**BRIEF**
Count how many lines have the word "JSON" in them. Reply with that number by itself.

## START

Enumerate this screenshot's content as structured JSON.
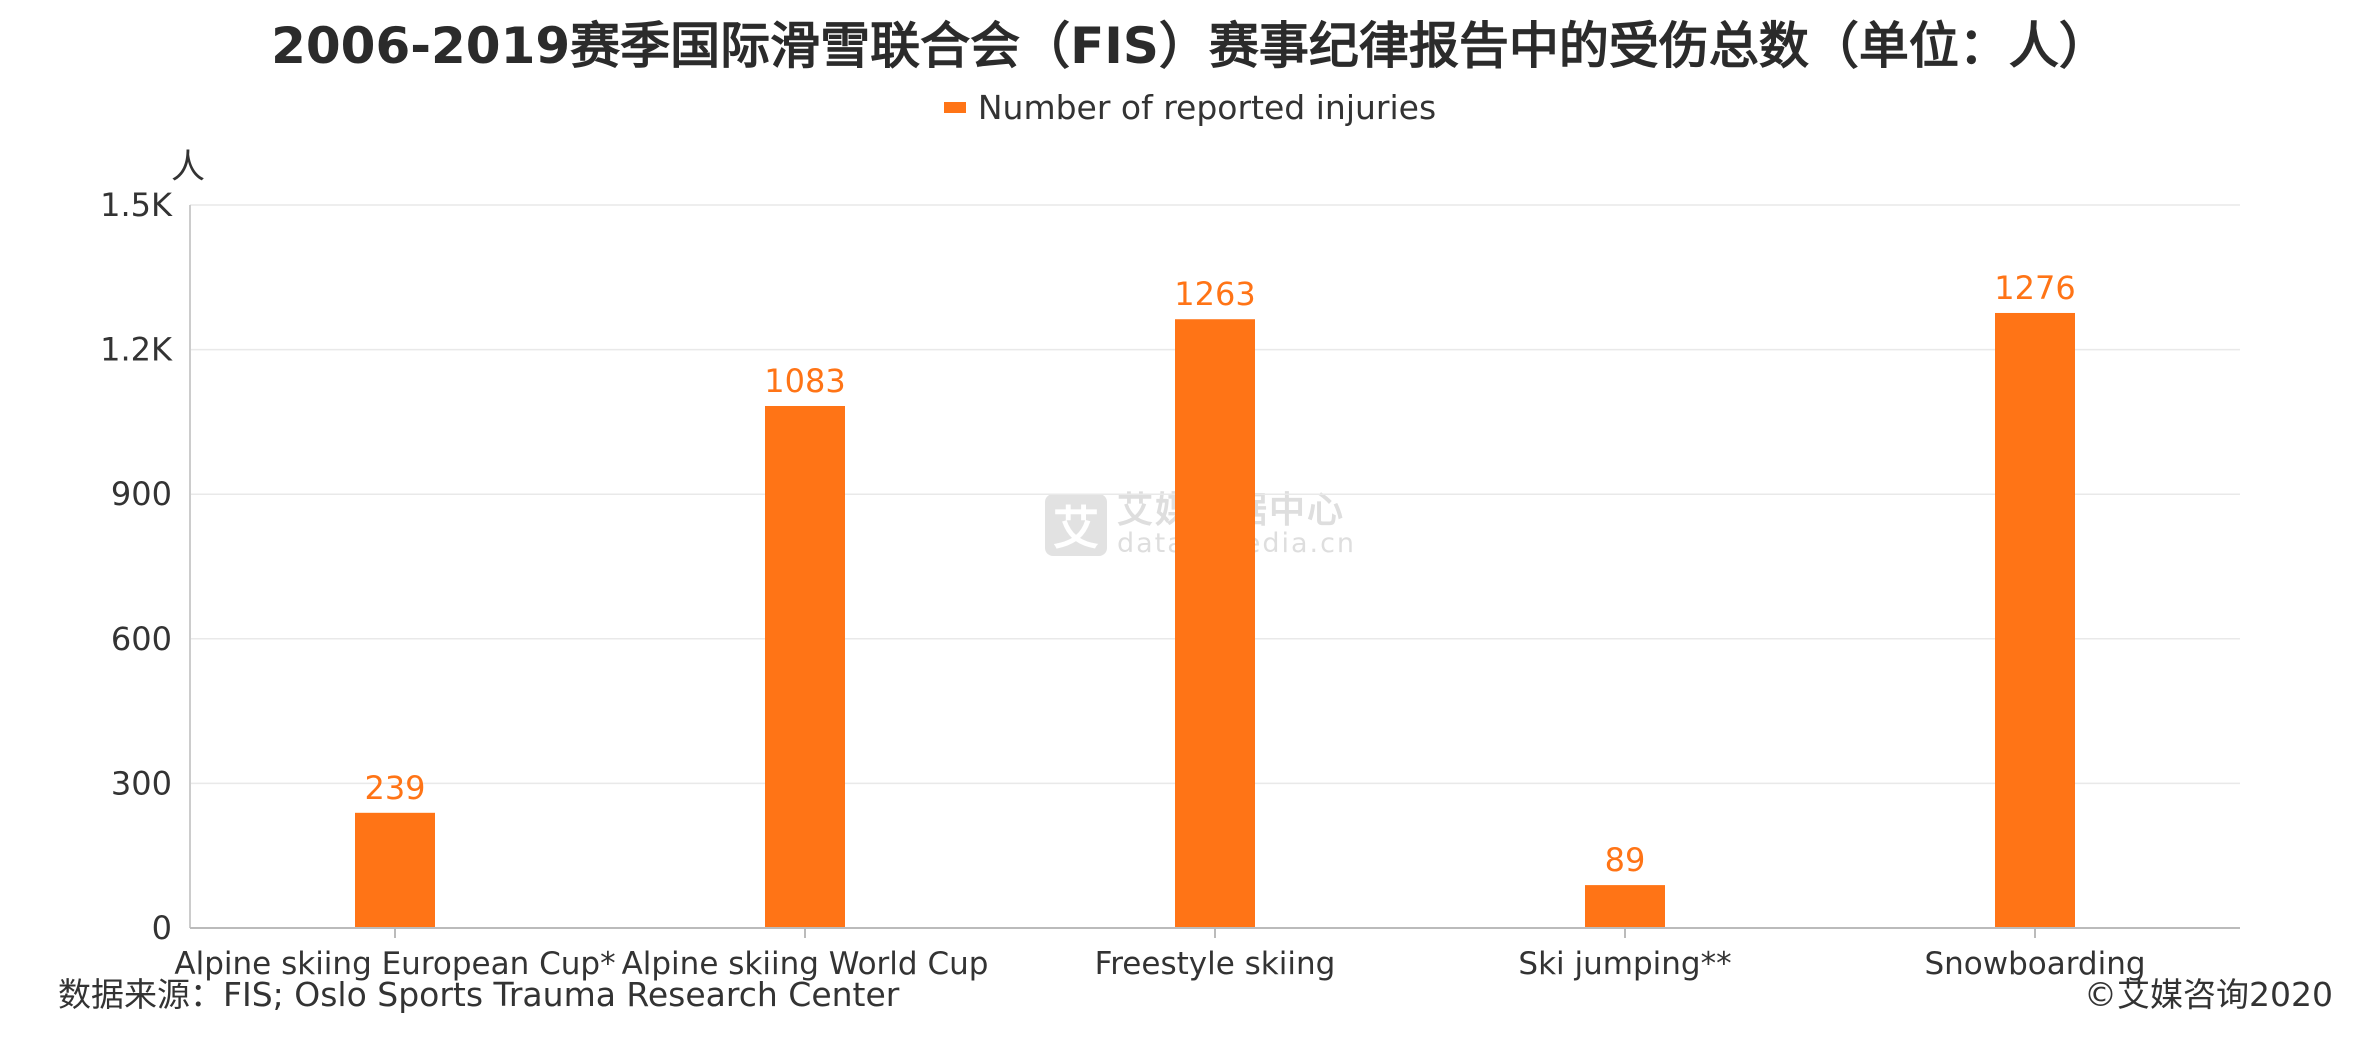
{
  "chart_data": {
    "type": "bar",
    "title": "2006-2019赛季国际滑雪联合会（FIS）赛事纪律报告中的受伤总数（单位：人）",
    "ylabel": "人",
    "xlabel": "",
    "categories": [
      "Alpine skiing European Cup*",
      "Alpine skiing World Cup",
      "Freestyle skiing",
      "Ski jumping**",
      "Snowboarding"
    ],
    "series": [
      {
        "name": "Number of reported injuries",
        "values": [
          239,
          1083,
          1263,
          89,
          1276
        ],
        "color": "#ff7416"
      }
    ],
    "ylim": [
      0,
      1500
    ],
    "yticks": [
      0,
      300,
      600,
      900,
      1200,
      1500
    ],
    "ytick_labels": [
      "0",
      "300",
      "600",
      "900",
      "1.2K",
      "1.5K"
    ],
    "grid": true,
    "legend_position": "top-center",
    "data_label_color": "#ff7416"
  },
  "footer": {
    "source": "数据来源：FIS; Oslo Sports Trauma Research Center",
    "copyright": "©艾媒咨询2020"
  },
  "watermark": {
    "logo_char": "艾",
    "name": "艾媒数据中心",
    "url": "data.iimedia.cn"
  }
}
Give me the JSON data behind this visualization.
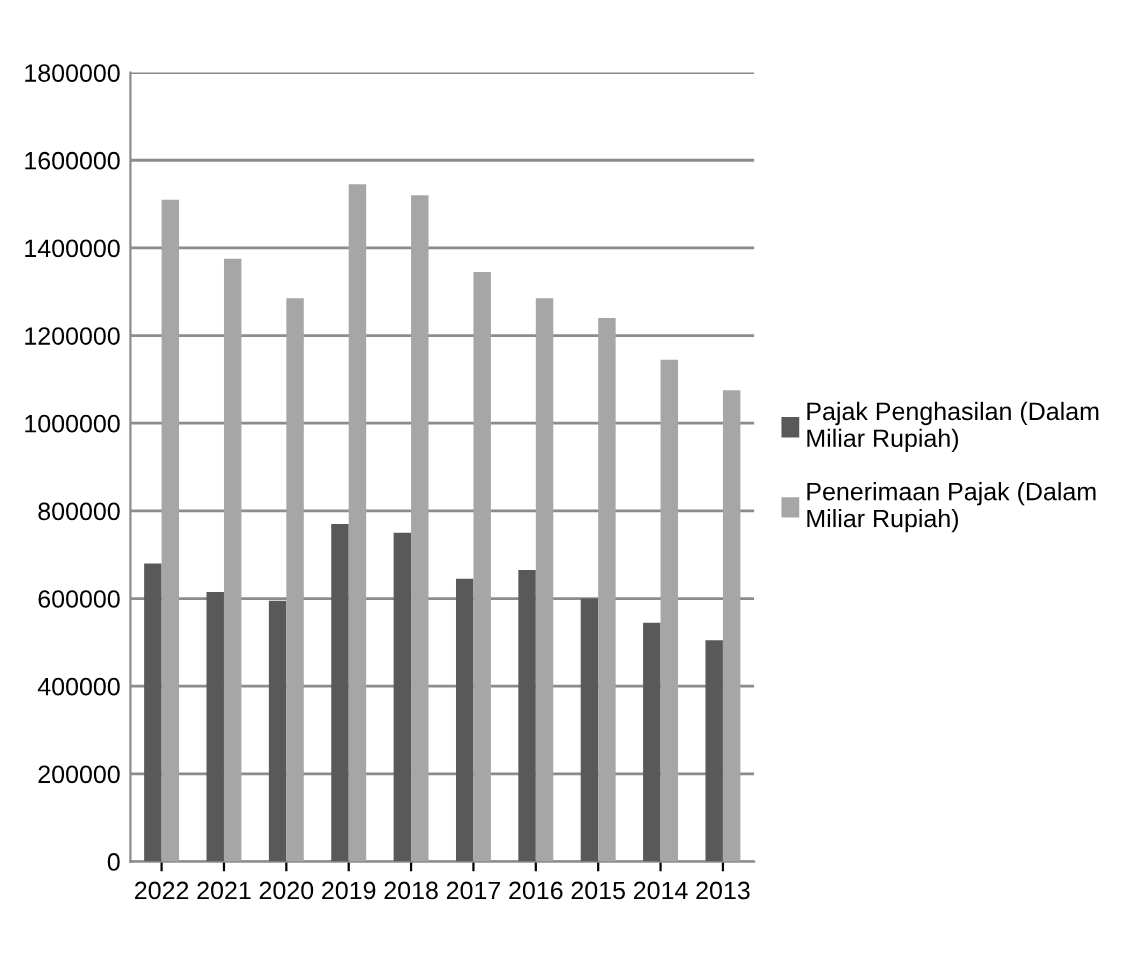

## END

**RESULT**
2